------ Data for this exercise ------
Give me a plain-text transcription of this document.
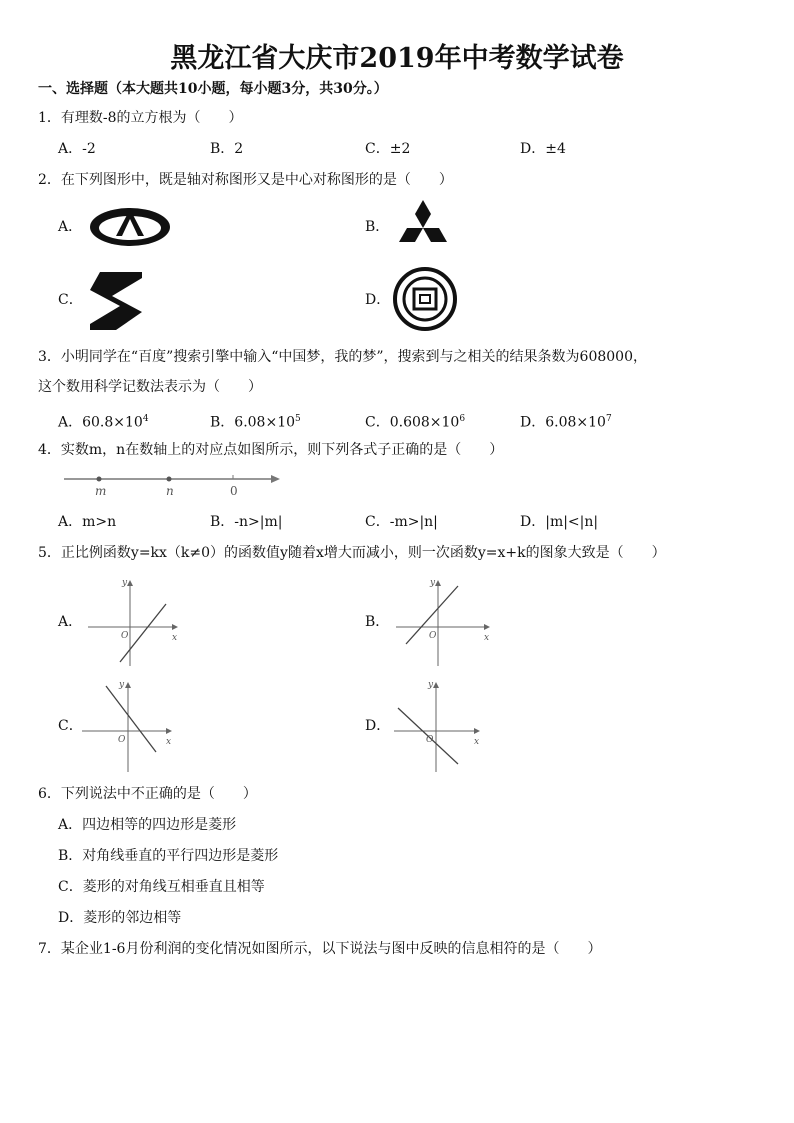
黑龙江省大庆市2019年中考数学试卷
一、选择题（本大题共10小题，每小题3分，共30分。）
1．有理数-8的立方根为（　　）
A．-2	B．2	C．±2	D．±4
2．在下列图形中，既是轴对称图形又是中心对称图形的是（　　）
A．	B．
C．	D．
3．小明同学在“百度”搜索引擎中输入“中国梦，我的梦”，搜索到与之相关的结果条数为608000，
这个数用科学记数法表示为（　　）
A．$60.8\times 10^4$	B．$6.08\times 10^5$	C．$0.608\times 10^6$	D．$6.08\times 10^7$
4．实数m，n在数轴上的对应点如图所示，则下列各式子正确的是（　　）
m	n	0
A．m>n	B．-n>|m|	C．-m>|n|	D．|m|<|n|
5．正比例函数y=kx（k≠0）的函数值y随着x增大而减小，则一次函数y=x+k的图象大致是（　　）
A．	B．
C．	D．
y
x
O
y
x
O
y
x
O
y
x
O
6．下列说法中不正确的是（　　）
A．四边相等的四边形是菱形
B．对角线垂直的平行四边形是菱形
C．菱形的对角线互相垂直且相等
D．菱形的邻边相等
7．某企业1-6月份利润的变化情况如图所示，以下说法与图中反映的信息相符的是（　　）
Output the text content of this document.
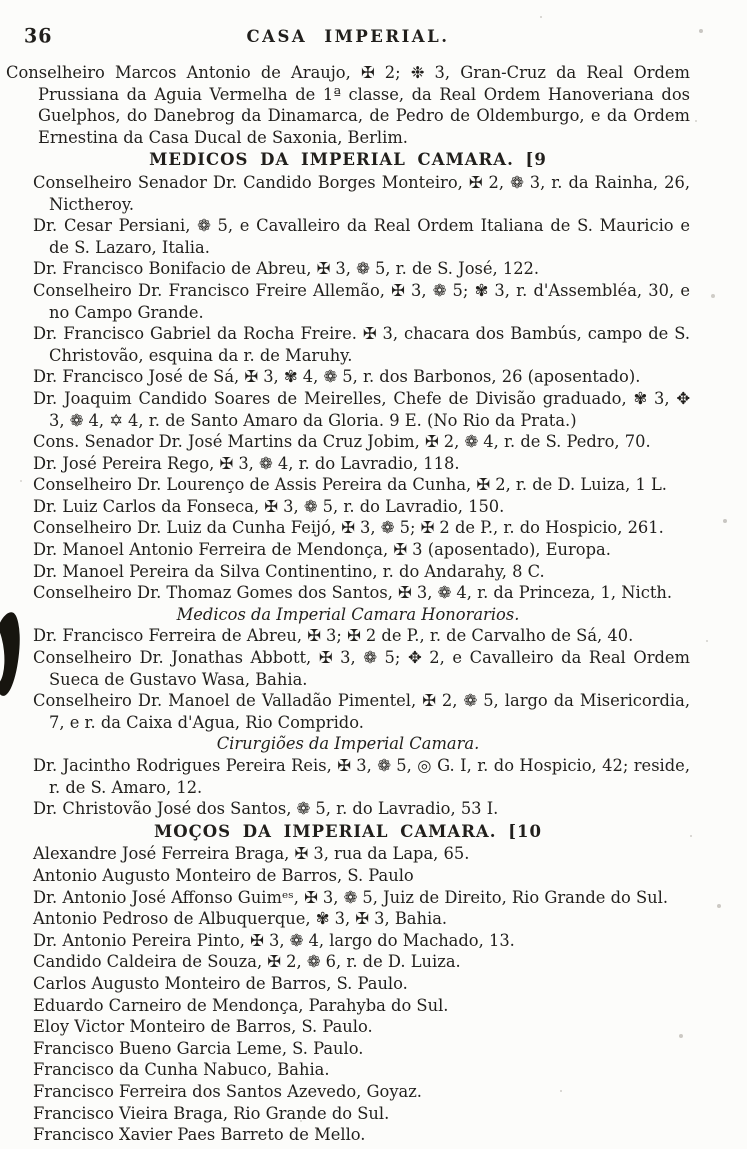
36	CASA IMPERIAL.

Conselheiro Marcos Antonio de Araujo, ✠ 2; ❉ 3, Gran-Cruz da Real Ordem Prussiana da Aguia Vermelha de 1ª classe, da Real Ordem Hanoveriana dos Guelphos, do Danebrog da Dinamarca, de Pedro de Oldemburgo, e da Ordem Ernestina da Casa Ducal de Saxonia, Berlim.

MEDICOS DA IMPERIAL CAMARA. [9
Conselheiro Senador Dr. Candido Borges Monteiro, ✠ 2, ❁ 3, r. da Rainha, 26, Nictheroy.
Dr. Cesar Persiani, ❁ 5, e Cavalleiro da Real Ordem Italiana de S. Mauricio e de S. Lazaro, Italia.
Dr. Francisco Bonifacio de Abreu, ✠ 3, ❁ 5, r. de S. José, 122.
Conselheiro Dr. Francisco Freire Allemão, ✠ 3, ❁ 5; ✾ 3, r. d'Assembléa, 30, e no Campo Grande.
Dr. Francisco Gabriel da Rocha Freire. ✠ 3, chacara dos Bambús, campo de S. Christovão, esquina da r. de Maruhy.
Dr. Francisco José de Sá, ✠ 3, ✾ 4, ❁ 5, r. dos Barbonos, 26 (aposentado).
Dr. Joaquim Candido Soares de Meirelles, Chefe de Divisão graduado, ✾ 3, ✥ 3, ❁ 4, ✡ 4, r. de Santo Amaro da Gloria. 9 E. (No Rio da Prata.)
Cons. Senador Dr. José Martins da Cruz Jobim, ✠ 2, ❁ 4, r. de S. Pedro, 70.
Dr. José Pereira Rego, ✠ 3, ❁ 4, r. do Lavradio, 118.
Conselheiro Dr. Lourenço de Assis Pereira da Cunha, ✠ 2, r. de D. Luiza, 1 L.
Dr. Luiz Carlos da Fonseca, ✠ 3, ❁ 5, r. do Lavradio, 150.
Conselheiro Dr. Luiz da Cunha Feijó, ✠ 3, ❁ 5; ✠ 2 de P., r. do Hospicio, 261.
Dr. Manoel Antonio Ferreira de Mendonça, ✠ 3 (aposentado), Europa.
Dr. Manoel Pereira da Silva Continentino, r. do Andarahy, 8 C.
Conselheiro Dr. Thomaz Gomes dos Santos, ✠ 3, ❁ 4, r. da Princeza, 1, Nicth.
Medicos da Imperial Camara Honorarios.
Dr. Francisco Ferreira de Abreu, ✠ 3; ✠ 2 de P., r. de Carvalho de Sá, 40.
Conselheiro Dr. Jonathas Abbott, ✠ 3, ❁ 5; ✥ 2, e Cavalleiro da Real Ordem Sueca de Gustavo Wasa, Bahia.
Conselheiro Dr. Manoel de Valladão Pimentel, ✠ 2, ❁ 5, largo da Misericordia, 7, e r. da Caixa d'Agua, Rio Comprido.
Cirurgiões da Imperial Camara.
Dr. Jacintho Rodrigues Pereira Reis, ✠ 3, ❁ 5, ◎ G. I, r. do Hospicio, 42; reside, r. de S. Amaro, 12.
Dr. Christovão José dos Santos, ❁ 5, r. do Lavradio, 53 I.
MOÇOS DA IMPERIAL CAMARA. [10
Alexandre José Ferreira Braga, ✠ 3, rua da Lapa, 65.
Antonio Augusto Monteiro de Barros, S. Paulo
Dr. Antonio José Affonso Guimᵉˢ, ✠ 3, ❁ 5, Juiz de Direito, Rio Grande do Sul.
Antonio Pedroso de Albuquerque, ✾ 3, ✠ 3, Bahia.
Dr. Antonio Pereira Pinto, ✠ 3, ❁ 4, largo do Machado, 13.
Candido Caldeira de Souza, ✠ 2, ❁ 6, r. de D. Luiza.
Carlos Augusto Monteiro de Barros, S. Paulo.
Eduardo Carneiro de Mendonça, Parahyba do Sul.
Eloy Victor Monteiro de Barros, S. Paulo.
Francisco Bueno Garcia Leme, S. Paulo.
Francisco da Cunha Nabuco, Bahia.
Francisco Ferreira dos Santos Azevedo, Goyaz.
Francisco Vieira Braga, Rio Grande do Sul.
Francisco Xavier Paes Barreto de Mello.
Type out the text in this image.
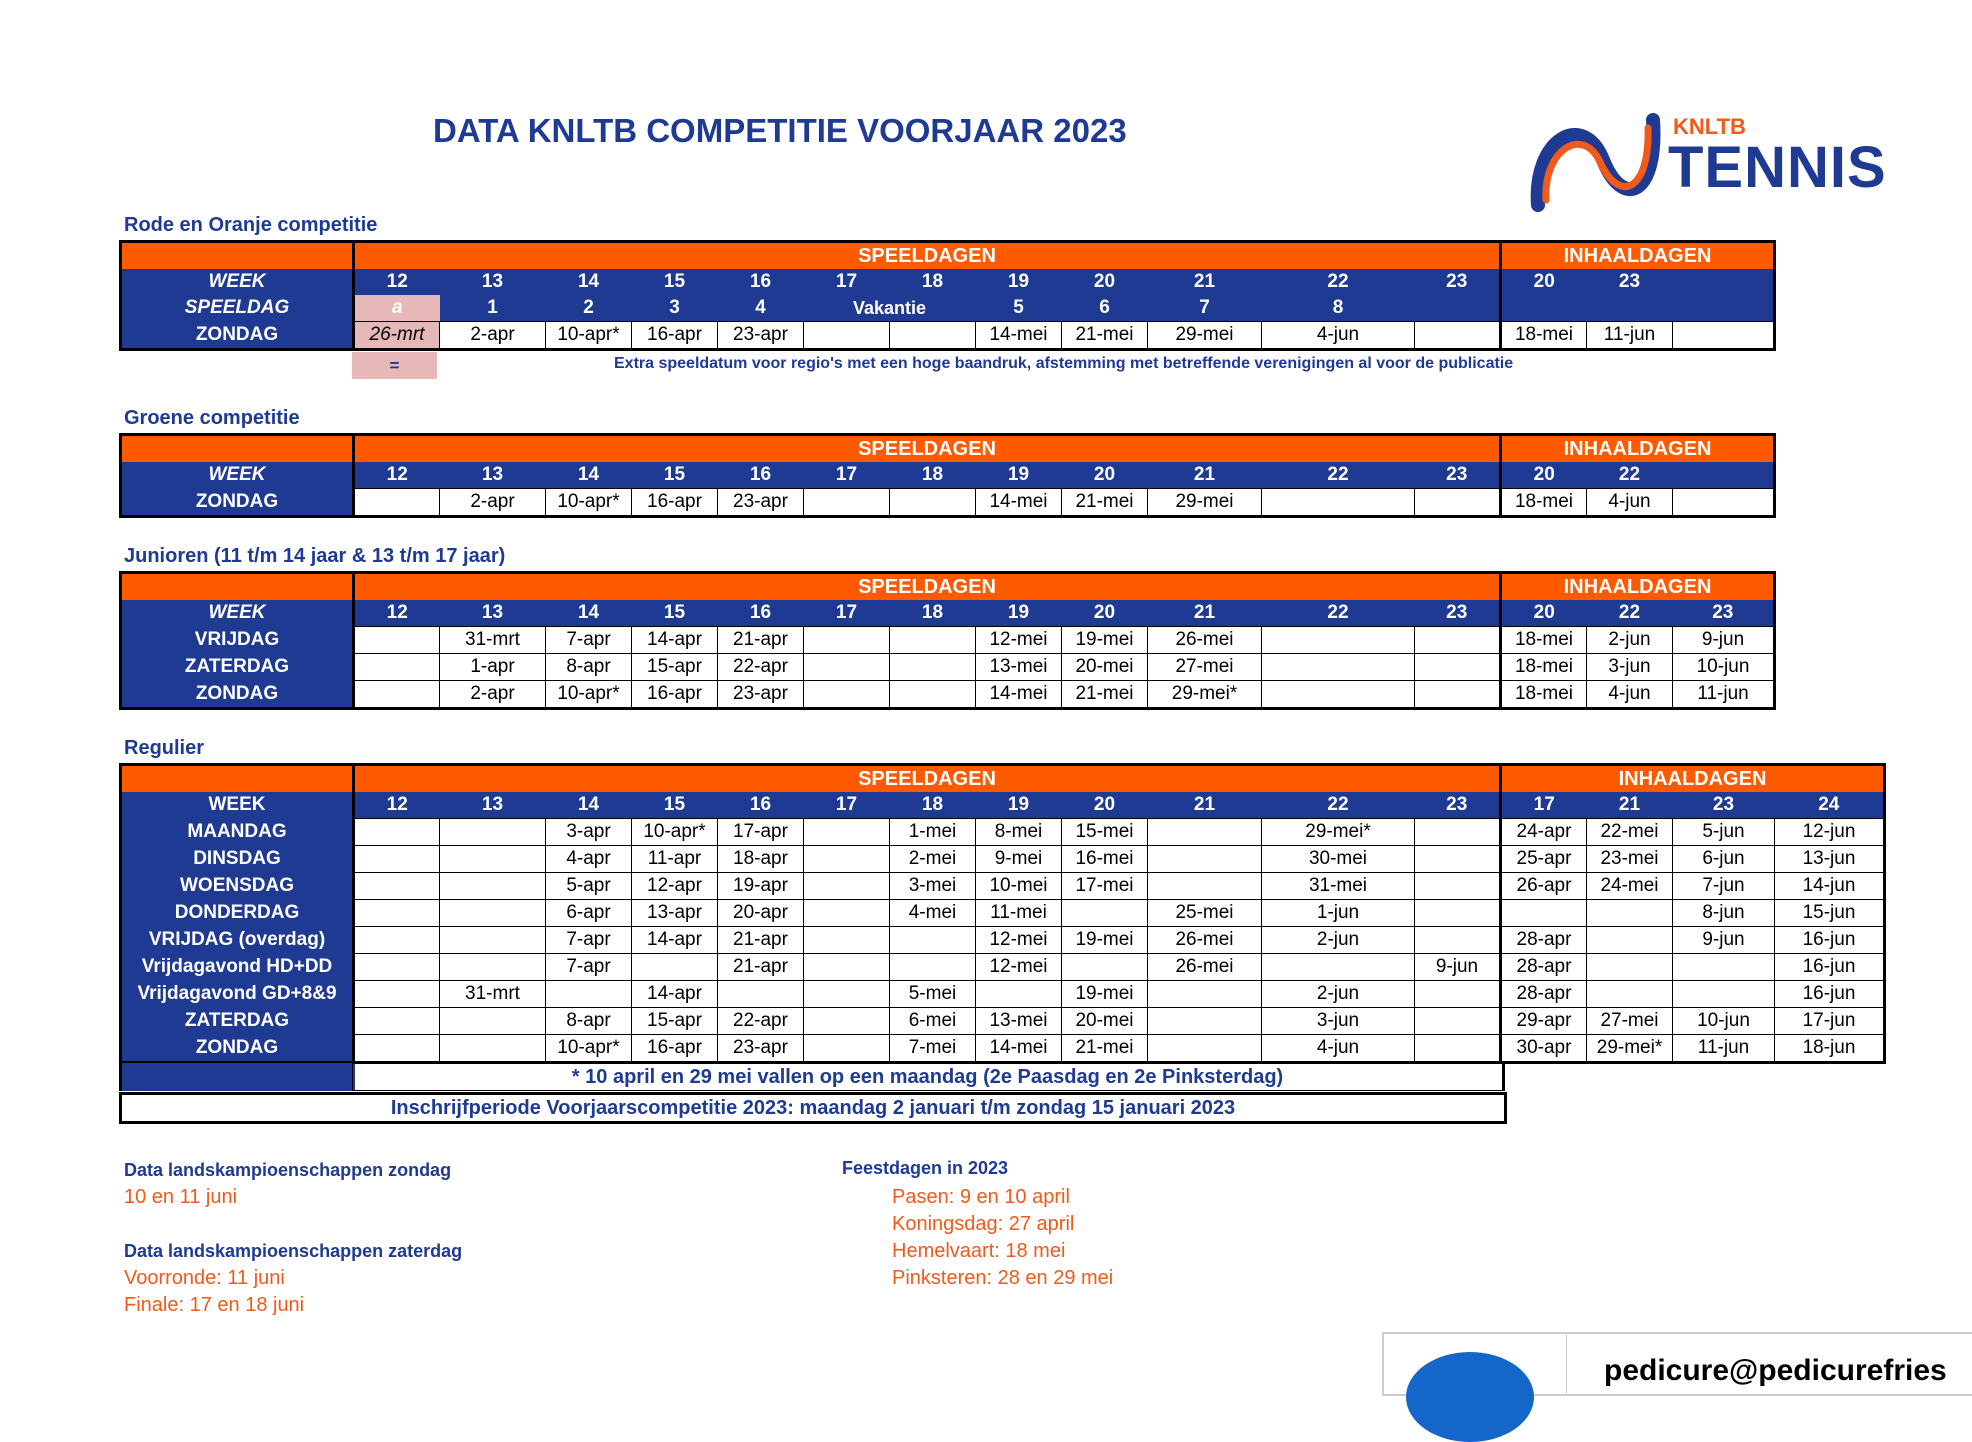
DATA KNLTB COMPETITIE VOORJAAR 2023	KNLTB
TENNIS
Rode en Oranje competitie
	SPEELDAGEN												INHAALDAGEN		
WEEK	12	13	14	15	16	17	18	19	20	21	22	23	20	23	
SPEELDAG	a	1	2	3	4	Vakantie		5	6	7	8				
ZONDAG	26-mrt	2-apr	10-apr*	16-apr	23-apr			14-mei	21-mei	29-mei	4-jun		18-mei	11-jun	
=	Extra speeldatum voor regio's met een hoge baandruk, afstemming met betreffende verenigingen al voor de publicatie
Groene competitie
	SPEELDAGEN												INHAALDAGEN		
WEEK	12	13	14	15	16	17	18	19	20	21	22	23	20	22	
ZONDAG		2-apr	10-apr*	16-apr	23-apr			14-mei	21-mei	29-mei			18-mei	4-jun	
Junioren (11 t/m 14 jaar & 13 t/m 17 jaar)
	SPEELDAGEN												INHAALDAGEN		
WEEK	12	13	14	15	16	17	18	19	20	21	22	23	20	22	23
VRIJDAG		31-mrt	7-apr	14-apr	21-apr			12-mei	19-mei	26-mei			18-mei	2-jun	9-jun
ZATERDAG		1-apr	8-apr	15-apr	22-apr			13-mei	20-mei	27-mei			18-mei	3-jun	10-jun
ZONDAG		2-apr	10-apr*	16-apr	23-apr			14-mei	21-mei	29-mei*			18-mei	4-jun	11-jun
Regulier
	SPEELDAGEN												INHAALDAGEN			
WEEK	12	13	14	15	16	17	18	19	20	21	22	23	17	21	23	24
MAANDAG			3-apr	10-apr*	17-apr		1-mei	8-mei	15-mei		29-mei*		24-apr	22-mei	5-jun	12-jun
DINSDAG			4-apr	11-apr	18-apr		2-mei	9-mei	16-mei		30-mei		25-apr	23-mei	6-jun	13-jun
WOENSDAG			5-apr	12-apr	19-apr		3-mei	10-mei	17-mei		31-mei		26-apr	24-mei	7-jun	14-jun
DONDERDAG			6-apr	13-apr	20-apr		4-mei	11-mei		25-mei	1-jun				8-jun	15-jun
VRIJDAG (overdag)			7-apr	14-apr	21-apr			12-mei	19-mei	26-mei	2-jun		28-apr		9-jun	16-jun
Vrijdagavond HD+DD			7-apr		21-apr			12-mei		26-mei		9-jun	28-apr			16-jun
Vrijdagavond GD+8&9		31-mrt		14-apr			5-mei		19-mei		2-jun		28-apr			16-jun
ZATERDAG			8-apr	15-apr	22-apr		6-mei	13-mei	20-mei		3-jun		29-apr	27-mei	10-jun	17-jun
ZONDAG			10-apr*	16-apr	23-apr		7-mei	14-mei	21-mei		4-jun		30-apr	29-mei*	11-jun	18-jun
* 10 april en 29 mei vallen op een maandag (2e Paasdag en 2e Pinksterdag)
Inschrijfperiode Voorjaarscompetitie 2023: maandag 2 januari t/m zondag 15 januari 2023
Data landskampioenschappen zondag
10 en 11 juni
Data landskampioenschappen zaterdag
Voorronde: 11 juni
Finale: 17 en 18 juni
Feestdagen in 2023
Pasen: 9 en 10 april
Koningsdag: 27 april
Hemelvaart: 18 mei
Pinksteren: 28 en 29 mei
pedicure@pedicurefries
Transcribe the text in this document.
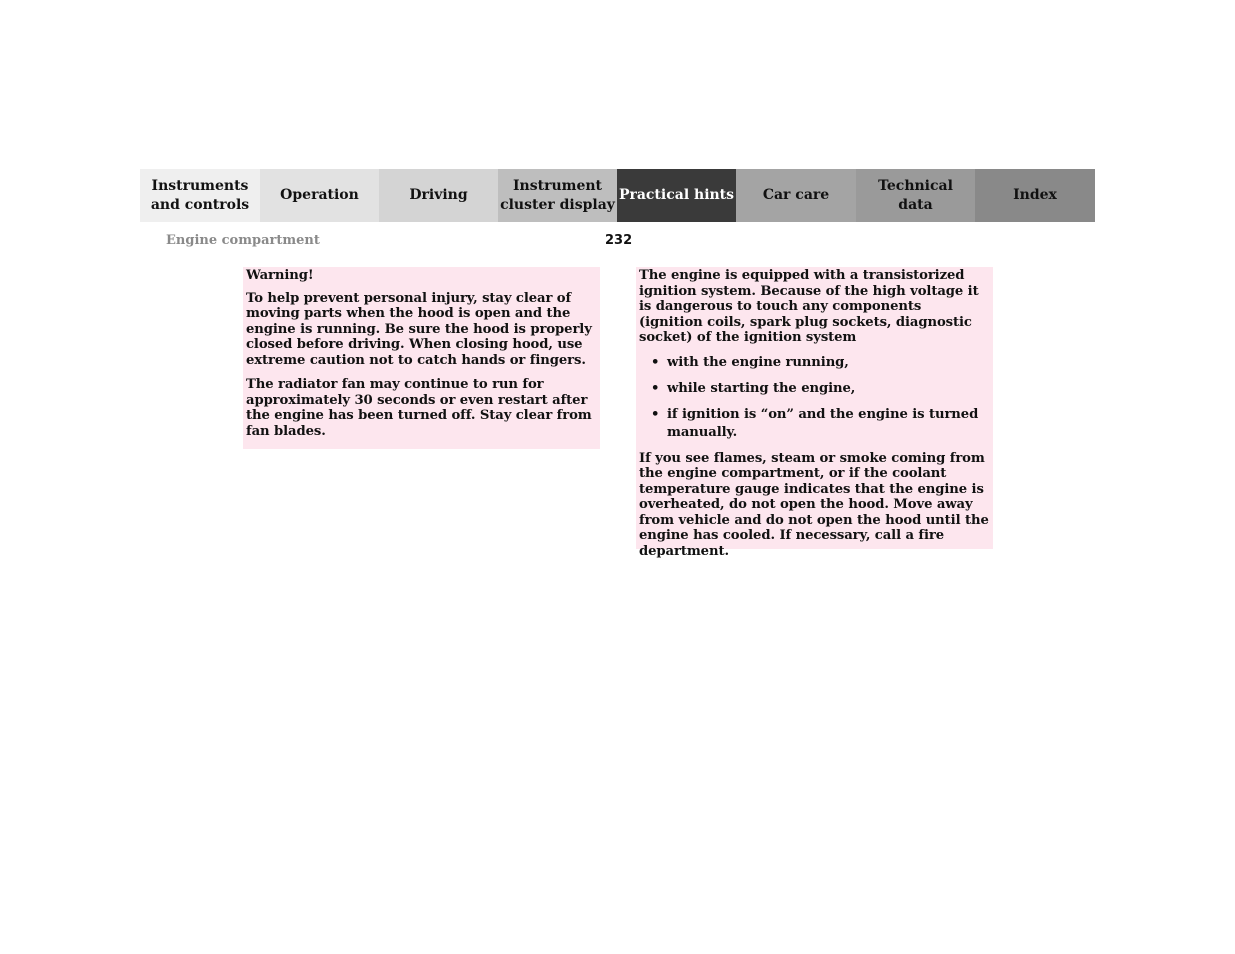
Instruments
and controls
Operation	Driving
Instrument
cluster display
Practical hints	Car care
Technical
data
Index
Engine compartment	232

Warning!

To help prevent personal injury, stay clear of moving parts when the hood is open and the engine is running. Be sure the hood is properly closed before driving. When closing hood, use extreme caution not to catch hands or fingers.

The radiator fan may continue to run for approximately 30 seconds or even restart after the engine has been turned off. Stay clear from fan blades.

The engine is equipped with a transistorized ignition system. Because of the high voltage it is dangerous to touch any components (ignition coils, spark plug sockets, diagnostic socket) of the ignition system

• with the engine running,
• while starting the engine,
• if ignition is “on” and the engine is turned manually.

If you see flames, steam or smoke coming from the engine compartment, or if the coolant temperature gauge indicates that the engine is overheated, do not open the hood. Move away from vehicle and do not open the hood until the engine has cooled. If necessary, call a fire department.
------
• Task requirements: Where a line in the entries holds "Abreu", copy that line.

• Task response:
Dr. Francisco Bonifacio de Abreu, ✠ 3, ❁ 5, r. de S. José, 122.
Dr. Francisco Ferreira de Abreu, ✠ 3; ✠ 2 de P., r. de Carvalho de Sá, 40.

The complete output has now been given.